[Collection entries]
==========
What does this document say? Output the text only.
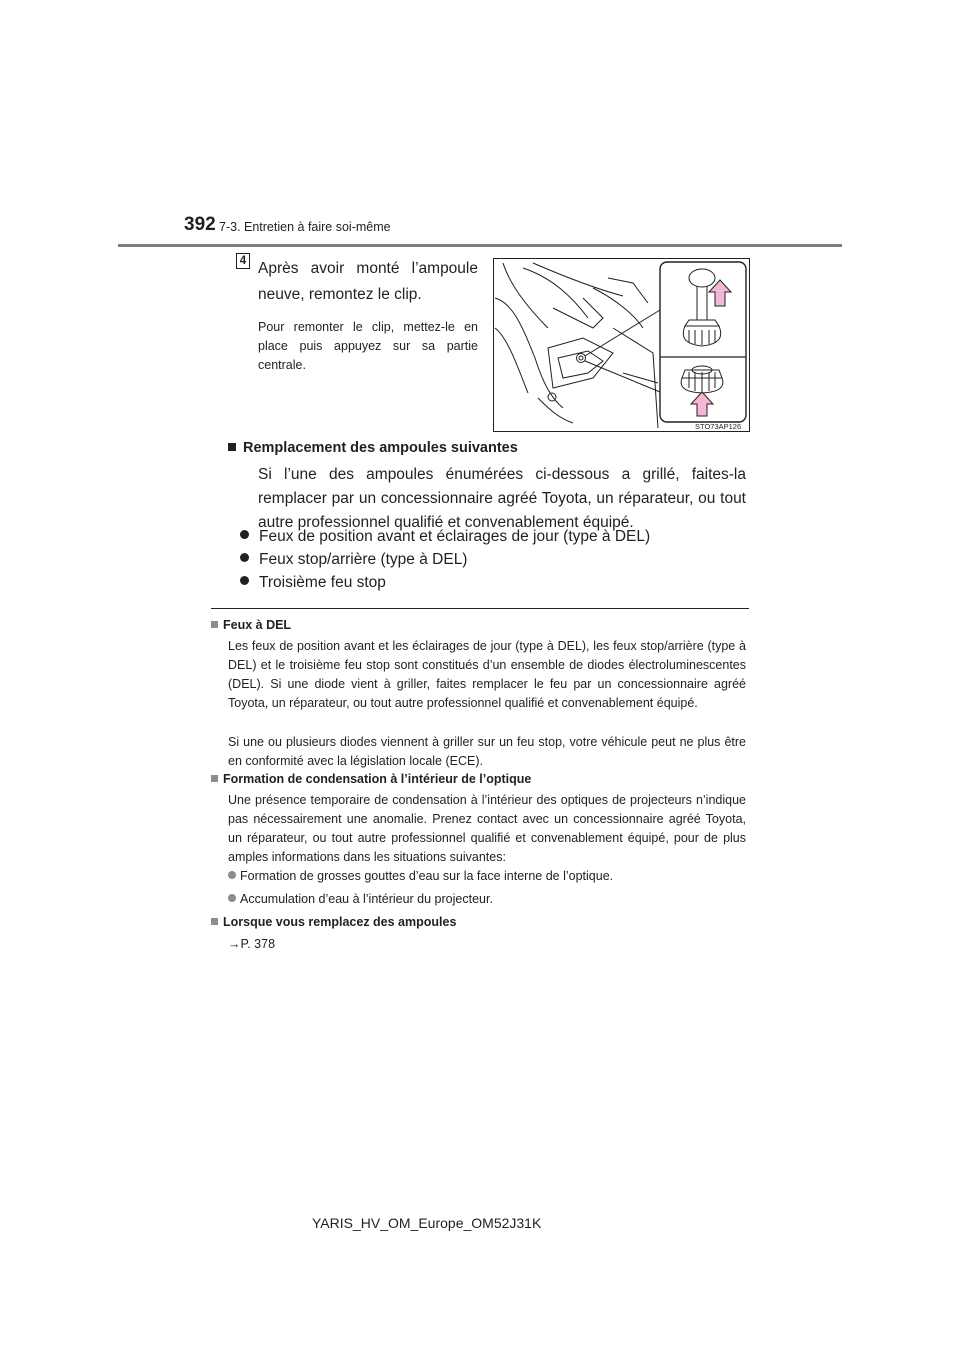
392 7-3. Entretien à faire soi-même
4 Après avoir monté l’ampoule
neuve, remontez le clip.
Pour remonter le clip, mettez-le en place puis appuyez sur sa partie centrale.
STO73AP126
Remplacement des ampoules suivantes
Si l’une des ampoules énumérées ci-dessous a grillé, faites-la remplacer par un concessionnaire agréé Toyota, un réparateur, ou tout autre professionnel qualifié et convenablement équipé.
Feux de position avant et éclairages de jour (type à DEL)
Feux stop/arrière (type à DEL)
Troisième feu stop
Feux à DEL
Les feux de position avant et les éclairages de jour (type à DEL), les feux stop/arrière (type à DEL) et le troisième feu stop sont constitués d’un ensemble de diodes électroluminescentes (DEL). Si une diode vient à griller, faites remplacer le feu par un concessionnaire agréé Toyota, un réparateur, ou tout autre professionnel qualifié et convenablement équipé.
Si une ou plusieurs diodes viennent à griller sur un feu stop, votre véhicule peut ne plus être en conformité avec la législation locale (ECE).
Formation de condensation à l’intérieur de l’optique
Une présence temporaire de condensation à l’intérieur des optiques de projecteurs n’indique pas nécessairement une anomalie. Prenez contact avec un concessionnaire agréé Toyota, un réparateur, ou tout autre professionnel qualifié et convenablement équipé, pour de plus amples informations dans les situations suivantes:
Formation de grosses gouttes d’eau sur la face interne de l’optique.
Accumulation d’eau à l’intérieur du projecteur.
Lorsque vous remplacez des ampoules
→P. 378
YARIS_HV_OM_Europe_OM52J31K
==========
DIRECTION -> Leave the pictures out and print the records above exactly as they stand.

RESULT OF THE TASK ->
What does this document say? Output the text only.
392 7-3. Entretien à faire soi-même
4 Après avoir monté l’ampoule
neuve, remontez le clip.
Pour remonter le clip, mettez-le en place puis appuyez sur sa partie centrale.
STO73AP126
Remplacement des ampoules suivantes
Si l’une des ampoules énumérées ci-dessous a grillé, faites-la remplacer par un concessionnaire agréé Toyota, un réparateur, ou tout autre professionnel qualifié et convenablement équipé.
Feux de position avant et éclairages de jour (type à DEL)
Feux stop/arrière (type à DEL)
Troisième feu stop
Feux à DEL
Les feux de position avant et les éclairages de jour (type à DEL), les feux stop/arrière (type à DEL) et le troisième feu stop sont constitués d’un ensemble de diodes électroluminescentes (DEL). Si une diode vient à griller, faites remplacer le feu par un concessionnaire agréé Toyota, un réparateur, ou tout autre professionnel qualifié et convenablement équipé.
Si une ou plusieurs diodes viennent à griller sur un feu stop, votre véhicule peut ne plus être en conformité avec la législation locale (ECE).
Formation de condensation à l’intérieur de l’optique
Une présence temporaire de condensation à l’intérieur des optiques de projecteurs n’indique pas nécessairement une anomalie. Prenez contact avec un concessionnaire agréé Toyota, un réparateur, ou tout autre professionnel qualifié et convenablement équipé, pour de plus amples informations dans les situations suivantes:
Formation de grosses gouttes d’eau sur la face interne de l’optique.
Accumulation d’eau à l’intérieur du projecteur.
Lorsque vous remplacez des ampoules
→P. 378
YARIS_HV_OM_Europe_OM52J31K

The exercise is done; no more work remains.